• TASK DIRECTIONS
Find all lines in the records that include the word "JSON", and copy them out.

• EXERCISE MATERIAL
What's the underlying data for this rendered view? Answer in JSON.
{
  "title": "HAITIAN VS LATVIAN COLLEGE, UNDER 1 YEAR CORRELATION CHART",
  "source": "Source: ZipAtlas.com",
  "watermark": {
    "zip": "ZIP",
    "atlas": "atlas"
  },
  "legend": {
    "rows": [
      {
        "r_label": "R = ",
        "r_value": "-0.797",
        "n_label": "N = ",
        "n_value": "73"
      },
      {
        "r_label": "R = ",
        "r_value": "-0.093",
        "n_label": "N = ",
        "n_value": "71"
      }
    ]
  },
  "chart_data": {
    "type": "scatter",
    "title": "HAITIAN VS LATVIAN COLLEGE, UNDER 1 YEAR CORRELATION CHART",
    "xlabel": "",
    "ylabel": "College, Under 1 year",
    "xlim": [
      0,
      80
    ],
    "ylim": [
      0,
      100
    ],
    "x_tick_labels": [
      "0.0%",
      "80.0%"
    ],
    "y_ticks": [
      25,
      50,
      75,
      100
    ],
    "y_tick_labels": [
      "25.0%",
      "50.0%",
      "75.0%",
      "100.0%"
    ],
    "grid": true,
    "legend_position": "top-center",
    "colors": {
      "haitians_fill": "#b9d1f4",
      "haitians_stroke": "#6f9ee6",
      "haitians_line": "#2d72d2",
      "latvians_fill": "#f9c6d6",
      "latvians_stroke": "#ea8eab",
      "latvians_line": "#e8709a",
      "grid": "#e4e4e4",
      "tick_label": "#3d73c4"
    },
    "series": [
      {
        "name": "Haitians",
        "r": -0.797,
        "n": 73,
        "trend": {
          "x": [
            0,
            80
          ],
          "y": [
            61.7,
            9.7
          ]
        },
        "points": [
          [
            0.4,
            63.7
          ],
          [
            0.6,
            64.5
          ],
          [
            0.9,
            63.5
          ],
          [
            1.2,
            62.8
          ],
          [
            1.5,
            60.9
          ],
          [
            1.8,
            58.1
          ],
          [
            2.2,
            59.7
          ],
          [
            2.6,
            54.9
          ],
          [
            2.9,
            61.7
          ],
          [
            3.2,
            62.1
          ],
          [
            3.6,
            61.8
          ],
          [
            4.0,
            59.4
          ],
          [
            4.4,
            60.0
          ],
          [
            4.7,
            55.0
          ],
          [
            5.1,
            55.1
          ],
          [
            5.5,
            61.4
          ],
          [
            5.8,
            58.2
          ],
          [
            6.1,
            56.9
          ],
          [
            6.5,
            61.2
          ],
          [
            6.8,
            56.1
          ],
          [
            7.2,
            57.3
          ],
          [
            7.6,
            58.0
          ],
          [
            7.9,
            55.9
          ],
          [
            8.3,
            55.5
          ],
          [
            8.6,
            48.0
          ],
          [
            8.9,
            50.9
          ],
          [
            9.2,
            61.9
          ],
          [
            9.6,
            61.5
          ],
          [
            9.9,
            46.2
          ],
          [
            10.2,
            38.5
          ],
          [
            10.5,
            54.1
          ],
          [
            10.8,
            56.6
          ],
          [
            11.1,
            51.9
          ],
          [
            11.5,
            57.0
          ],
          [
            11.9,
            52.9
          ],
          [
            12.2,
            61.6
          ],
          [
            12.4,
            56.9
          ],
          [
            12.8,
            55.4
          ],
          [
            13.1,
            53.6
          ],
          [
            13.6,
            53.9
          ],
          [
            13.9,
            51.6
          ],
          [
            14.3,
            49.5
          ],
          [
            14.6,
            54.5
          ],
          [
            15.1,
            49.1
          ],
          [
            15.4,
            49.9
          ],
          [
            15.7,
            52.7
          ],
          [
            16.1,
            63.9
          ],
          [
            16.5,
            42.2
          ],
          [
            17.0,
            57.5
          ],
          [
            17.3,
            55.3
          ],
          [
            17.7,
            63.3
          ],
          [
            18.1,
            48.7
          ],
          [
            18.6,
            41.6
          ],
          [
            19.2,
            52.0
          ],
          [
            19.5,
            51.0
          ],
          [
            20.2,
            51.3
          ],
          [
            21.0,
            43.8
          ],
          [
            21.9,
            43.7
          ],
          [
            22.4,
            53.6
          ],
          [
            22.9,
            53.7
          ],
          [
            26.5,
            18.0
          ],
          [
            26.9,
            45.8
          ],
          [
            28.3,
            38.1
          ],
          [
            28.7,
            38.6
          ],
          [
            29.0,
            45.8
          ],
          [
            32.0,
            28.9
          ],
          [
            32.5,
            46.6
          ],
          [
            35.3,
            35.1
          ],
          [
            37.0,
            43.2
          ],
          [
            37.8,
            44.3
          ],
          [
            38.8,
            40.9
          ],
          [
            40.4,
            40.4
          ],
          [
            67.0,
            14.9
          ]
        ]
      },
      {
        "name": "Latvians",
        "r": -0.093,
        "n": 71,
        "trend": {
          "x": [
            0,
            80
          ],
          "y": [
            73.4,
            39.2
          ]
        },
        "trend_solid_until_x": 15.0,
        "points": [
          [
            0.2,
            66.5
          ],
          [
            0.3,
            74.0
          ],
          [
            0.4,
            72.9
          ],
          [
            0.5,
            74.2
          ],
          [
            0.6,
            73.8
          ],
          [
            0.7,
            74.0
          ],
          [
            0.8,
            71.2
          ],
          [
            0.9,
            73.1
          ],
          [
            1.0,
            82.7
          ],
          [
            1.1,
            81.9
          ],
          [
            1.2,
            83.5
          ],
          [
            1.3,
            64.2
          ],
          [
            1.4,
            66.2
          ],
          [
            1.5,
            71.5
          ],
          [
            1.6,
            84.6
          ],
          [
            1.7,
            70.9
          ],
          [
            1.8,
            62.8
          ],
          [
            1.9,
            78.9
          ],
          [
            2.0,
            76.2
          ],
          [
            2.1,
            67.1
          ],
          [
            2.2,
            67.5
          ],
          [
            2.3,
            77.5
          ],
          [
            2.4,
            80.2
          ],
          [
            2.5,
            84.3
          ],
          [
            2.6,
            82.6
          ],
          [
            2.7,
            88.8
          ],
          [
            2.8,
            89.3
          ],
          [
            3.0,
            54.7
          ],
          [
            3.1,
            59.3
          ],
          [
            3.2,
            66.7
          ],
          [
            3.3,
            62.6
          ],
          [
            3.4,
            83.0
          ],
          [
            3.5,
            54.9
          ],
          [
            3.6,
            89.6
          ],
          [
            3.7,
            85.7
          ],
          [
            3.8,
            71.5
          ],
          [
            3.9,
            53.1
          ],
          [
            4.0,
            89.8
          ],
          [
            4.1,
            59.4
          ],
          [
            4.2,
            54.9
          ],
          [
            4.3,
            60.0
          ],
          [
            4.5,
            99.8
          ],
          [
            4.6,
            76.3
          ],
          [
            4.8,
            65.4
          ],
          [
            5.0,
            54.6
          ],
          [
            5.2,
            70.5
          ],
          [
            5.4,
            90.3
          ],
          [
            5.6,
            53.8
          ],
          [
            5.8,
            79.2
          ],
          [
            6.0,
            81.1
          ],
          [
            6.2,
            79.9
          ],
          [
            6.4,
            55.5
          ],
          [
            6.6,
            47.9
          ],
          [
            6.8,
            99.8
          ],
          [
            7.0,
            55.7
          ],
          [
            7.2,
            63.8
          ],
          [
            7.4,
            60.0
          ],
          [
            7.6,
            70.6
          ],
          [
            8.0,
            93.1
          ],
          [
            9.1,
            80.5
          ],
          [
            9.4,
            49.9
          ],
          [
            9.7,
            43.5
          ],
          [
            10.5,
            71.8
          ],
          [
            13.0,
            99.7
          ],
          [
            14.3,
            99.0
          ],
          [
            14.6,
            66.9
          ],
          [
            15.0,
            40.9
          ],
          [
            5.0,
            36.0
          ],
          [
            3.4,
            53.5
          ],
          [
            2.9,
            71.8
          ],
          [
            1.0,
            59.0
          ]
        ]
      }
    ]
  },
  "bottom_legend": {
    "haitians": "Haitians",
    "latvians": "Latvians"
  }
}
* * *
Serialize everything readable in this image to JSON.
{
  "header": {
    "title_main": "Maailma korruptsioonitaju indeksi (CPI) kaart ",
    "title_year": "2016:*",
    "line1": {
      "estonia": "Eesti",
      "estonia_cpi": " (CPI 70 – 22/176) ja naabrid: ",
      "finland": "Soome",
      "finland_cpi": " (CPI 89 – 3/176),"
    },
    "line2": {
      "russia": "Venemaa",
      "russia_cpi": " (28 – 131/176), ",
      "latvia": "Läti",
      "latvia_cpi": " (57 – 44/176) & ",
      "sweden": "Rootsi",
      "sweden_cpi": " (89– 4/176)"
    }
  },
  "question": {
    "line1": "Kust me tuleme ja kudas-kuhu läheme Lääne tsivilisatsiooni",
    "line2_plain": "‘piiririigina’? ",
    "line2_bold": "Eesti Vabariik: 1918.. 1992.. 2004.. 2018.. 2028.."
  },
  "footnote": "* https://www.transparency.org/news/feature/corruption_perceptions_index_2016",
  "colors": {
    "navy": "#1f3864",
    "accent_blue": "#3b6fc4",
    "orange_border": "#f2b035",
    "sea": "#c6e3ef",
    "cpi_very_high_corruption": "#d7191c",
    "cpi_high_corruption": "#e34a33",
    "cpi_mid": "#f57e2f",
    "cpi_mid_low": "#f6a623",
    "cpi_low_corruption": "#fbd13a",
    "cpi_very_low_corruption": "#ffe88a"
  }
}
---
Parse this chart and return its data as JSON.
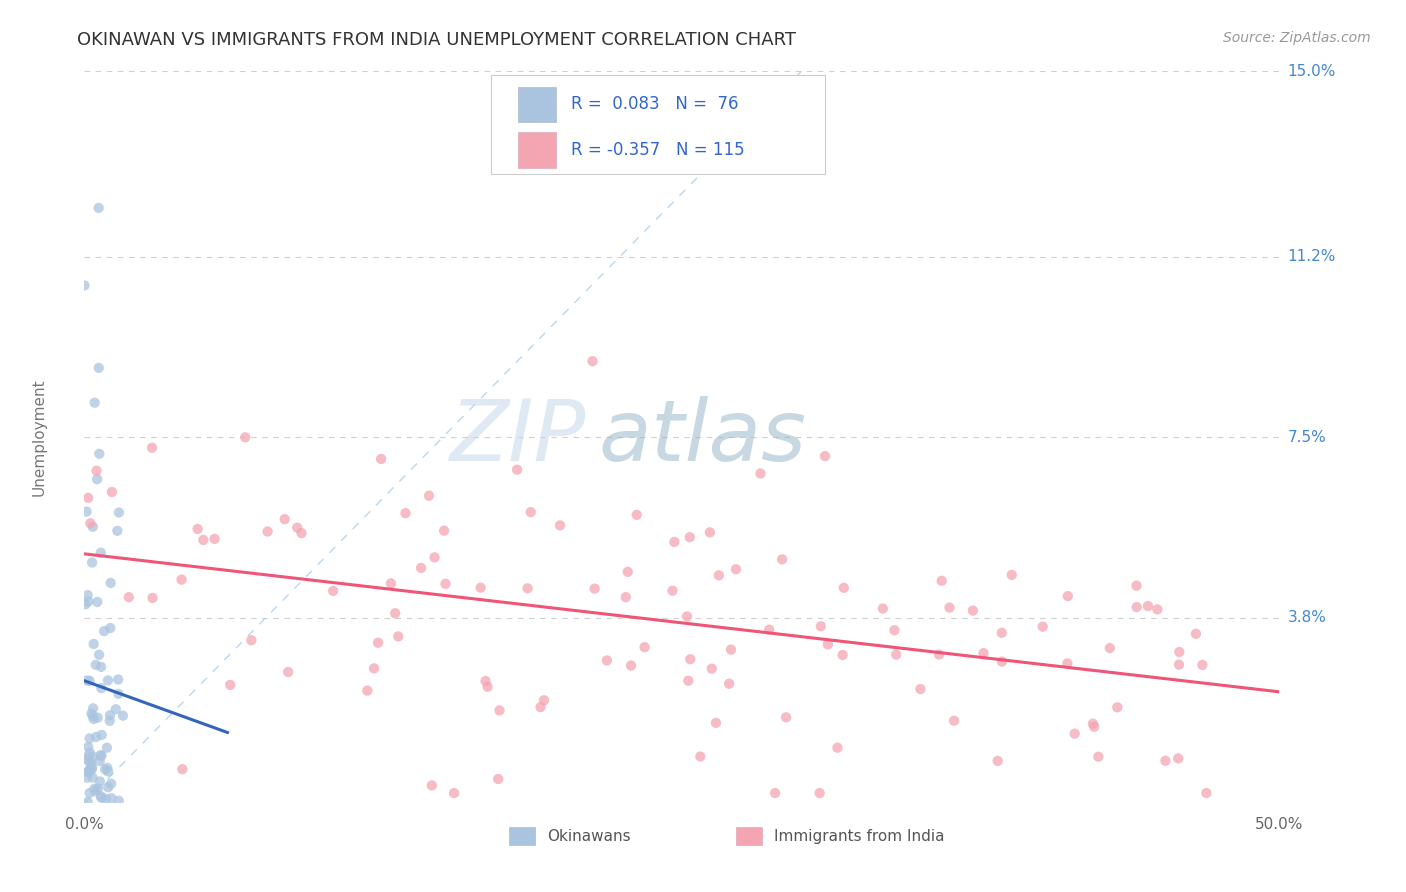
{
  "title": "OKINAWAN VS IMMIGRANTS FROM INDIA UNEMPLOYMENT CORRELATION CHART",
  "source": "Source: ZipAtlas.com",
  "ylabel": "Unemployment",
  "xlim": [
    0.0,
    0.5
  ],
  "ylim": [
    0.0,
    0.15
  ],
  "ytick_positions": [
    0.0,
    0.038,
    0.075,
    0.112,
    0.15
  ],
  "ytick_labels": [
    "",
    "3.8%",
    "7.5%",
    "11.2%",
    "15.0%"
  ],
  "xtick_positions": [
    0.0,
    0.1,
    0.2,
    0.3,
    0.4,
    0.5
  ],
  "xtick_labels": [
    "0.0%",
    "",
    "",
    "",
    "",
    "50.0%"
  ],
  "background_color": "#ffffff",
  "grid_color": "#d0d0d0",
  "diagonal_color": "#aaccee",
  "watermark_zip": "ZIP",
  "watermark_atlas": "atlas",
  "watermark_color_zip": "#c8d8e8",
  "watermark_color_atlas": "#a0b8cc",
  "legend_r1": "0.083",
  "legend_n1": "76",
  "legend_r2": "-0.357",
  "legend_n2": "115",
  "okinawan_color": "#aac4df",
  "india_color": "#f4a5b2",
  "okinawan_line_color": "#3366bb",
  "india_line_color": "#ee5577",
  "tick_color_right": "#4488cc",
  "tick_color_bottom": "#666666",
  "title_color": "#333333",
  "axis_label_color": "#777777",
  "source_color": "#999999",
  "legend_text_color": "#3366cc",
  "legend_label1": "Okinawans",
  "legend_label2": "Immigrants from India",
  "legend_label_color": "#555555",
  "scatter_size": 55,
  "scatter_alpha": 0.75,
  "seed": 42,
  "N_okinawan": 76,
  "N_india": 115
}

• WRITTEN SOLUTION
What's the underlying data for this rendered view? Answer in JSON.
Serialize everything readable in this image to JSON.
Parse this chart and return its data as JSON.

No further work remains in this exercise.